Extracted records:
— Start —

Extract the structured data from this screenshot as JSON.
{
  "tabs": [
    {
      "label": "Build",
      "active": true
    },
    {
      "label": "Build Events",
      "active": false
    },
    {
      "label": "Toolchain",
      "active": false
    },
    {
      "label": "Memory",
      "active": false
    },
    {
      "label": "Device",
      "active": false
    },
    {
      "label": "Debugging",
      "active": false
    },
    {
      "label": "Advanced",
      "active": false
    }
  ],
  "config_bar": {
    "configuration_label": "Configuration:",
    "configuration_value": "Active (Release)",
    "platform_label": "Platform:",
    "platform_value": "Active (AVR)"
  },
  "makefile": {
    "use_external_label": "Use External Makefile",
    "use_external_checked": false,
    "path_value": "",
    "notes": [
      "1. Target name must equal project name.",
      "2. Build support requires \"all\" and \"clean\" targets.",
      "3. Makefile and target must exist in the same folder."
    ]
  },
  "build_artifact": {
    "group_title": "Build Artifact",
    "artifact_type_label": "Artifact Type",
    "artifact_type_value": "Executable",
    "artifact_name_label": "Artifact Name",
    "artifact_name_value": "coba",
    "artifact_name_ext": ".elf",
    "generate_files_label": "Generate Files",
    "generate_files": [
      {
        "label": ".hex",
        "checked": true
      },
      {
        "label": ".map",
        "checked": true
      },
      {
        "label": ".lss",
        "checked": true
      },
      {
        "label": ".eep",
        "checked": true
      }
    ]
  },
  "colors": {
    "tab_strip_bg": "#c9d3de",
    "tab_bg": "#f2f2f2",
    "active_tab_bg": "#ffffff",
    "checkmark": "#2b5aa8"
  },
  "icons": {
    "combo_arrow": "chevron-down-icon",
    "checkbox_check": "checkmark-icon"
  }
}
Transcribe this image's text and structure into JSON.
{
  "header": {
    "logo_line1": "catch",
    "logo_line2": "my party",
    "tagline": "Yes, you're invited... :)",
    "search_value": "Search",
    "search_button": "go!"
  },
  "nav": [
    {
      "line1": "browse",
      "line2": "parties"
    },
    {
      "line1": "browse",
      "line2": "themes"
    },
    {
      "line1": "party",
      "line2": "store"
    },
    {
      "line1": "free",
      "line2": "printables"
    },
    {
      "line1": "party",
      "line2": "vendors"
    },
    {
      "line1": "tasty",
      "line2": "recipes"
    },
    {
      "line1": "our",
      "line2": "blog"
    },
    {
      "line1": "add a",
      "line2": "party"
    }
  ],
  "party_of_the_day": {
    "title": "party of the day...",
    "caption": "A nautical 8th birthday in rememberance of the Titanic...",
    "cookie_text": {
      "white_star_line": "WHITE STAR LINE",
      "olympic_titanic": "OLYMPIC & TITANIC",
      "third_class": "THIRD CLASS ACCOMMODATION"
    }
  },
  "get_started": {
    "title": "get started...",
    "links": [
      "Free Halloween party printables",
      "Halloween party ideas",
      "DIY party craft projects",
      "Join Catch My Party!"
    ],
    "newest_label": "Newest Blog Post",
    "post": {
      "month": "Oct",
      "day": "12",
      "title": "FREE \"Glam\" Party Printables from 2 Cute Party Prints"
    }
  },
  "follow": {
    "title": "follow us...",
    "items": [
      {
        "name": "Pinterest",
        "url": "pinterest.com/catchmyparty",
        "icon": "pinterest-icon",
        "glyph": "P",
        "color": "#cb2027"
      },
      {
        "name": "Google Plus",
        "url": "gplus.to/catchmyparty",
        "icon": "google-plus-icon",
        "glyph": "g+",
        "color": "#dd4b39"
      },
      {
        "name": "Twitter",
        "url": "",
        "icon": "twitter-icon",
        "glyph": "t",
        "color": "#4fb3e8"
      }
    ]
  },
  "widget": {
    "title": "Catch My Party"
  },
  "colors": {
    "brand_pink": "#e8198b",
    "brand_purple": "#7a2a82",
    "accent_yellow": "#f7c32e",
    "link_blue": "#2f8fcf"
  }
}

— End —

• [Your objective] Copy down every line of the material above that includes the string "must".

• [Task answer]
      "1. Target name must equal project name.",
      "3. Makefile and target must exist in the same folder."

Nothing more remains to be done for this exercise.